Produce an exact copy of all the records.

+++ RECORDS

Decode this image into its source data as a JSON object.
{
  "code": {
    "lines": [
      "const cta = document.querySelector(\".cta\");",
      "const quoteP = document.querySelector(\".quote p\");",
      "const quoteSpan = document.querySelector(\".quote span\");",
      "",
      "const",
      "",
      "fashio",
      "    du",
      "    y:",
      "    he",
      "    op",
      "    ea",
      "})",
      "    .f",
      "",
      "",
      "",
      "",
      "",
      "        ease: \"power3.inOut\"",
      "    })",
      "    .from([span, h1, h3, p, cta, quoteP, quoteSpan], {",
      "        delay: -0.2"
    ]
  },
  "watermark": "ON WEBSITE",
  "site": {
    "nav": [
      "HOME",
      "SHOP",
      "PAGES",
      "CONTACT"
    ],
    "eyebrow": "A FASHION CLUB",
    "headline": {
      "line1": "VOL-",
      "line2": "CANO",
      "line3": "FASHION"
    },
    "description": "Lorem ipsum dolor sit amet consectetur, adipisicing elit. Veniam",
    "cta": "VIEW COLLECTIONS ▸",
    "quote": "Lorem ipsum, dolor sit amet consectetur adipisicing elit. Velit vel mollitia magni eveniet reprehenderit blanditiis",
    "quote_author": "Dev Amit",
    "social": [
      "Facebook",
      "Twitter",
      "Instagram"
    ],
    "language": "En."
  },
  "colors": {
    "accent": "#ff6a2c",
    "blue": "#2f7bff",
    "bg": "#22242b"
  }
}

++++++

## ANSWER:
Decode this image into its source data as a JSON object.
{
  "code": {
    "lines": [
      "const cta = document.querySelector(\".cta\");",
      "const quoteP = document.querySelector(\".quote p\");",
      "const quoteSpan = document.querySelector(\".quote span\");",
      "",
      "const",
      "",
      "fashio",
      "    du",
      "    y:",
      "    he",
      "    op",
      "    ea",
      "})",
      "    .f",
      "",
      "",
      "",
      "",
      "",
      "        ease: \"power3.inOut\"",
      "    })",
      "    .from([span, h1, h3, p, cta, quoteP, quoteSpan], {",
      "        delay: -0.2"
    ]
  },
  "watermark": "ON WEBSITE",
  "site": {
    "nav": [
      "HOME",
      "SHOP",
      "PAGES",
      "CONTACT"
    ],
    "eyebrow": "A FASHION CLUB",
    "headline": {
      "line1": "VOL-",
      "line2": "CANO",
      "line3": "FASHION"
    },
    "description": "Lorem ipsum dolor sit amet consectetur, adipisicing elit. Veniam",
    "cta": "VIEW COLLECTIONS ▸",
    "quote": "Lorem ipsum, dolor sit amet consectetur adipisicing elit. Velit vel mollitia magni eveniet reprehenderit blanditiis",
    "quote_author": "Dev Amit",
    "social": [
      "Facebook",
      "Twitter",
      "Instagram"
    ],
    "language": "En."
  },
  "colors": {
    "accent": "#ff6a2c",
    "blue": "#2f7bff",
    "bg": "#22242b"
  }
}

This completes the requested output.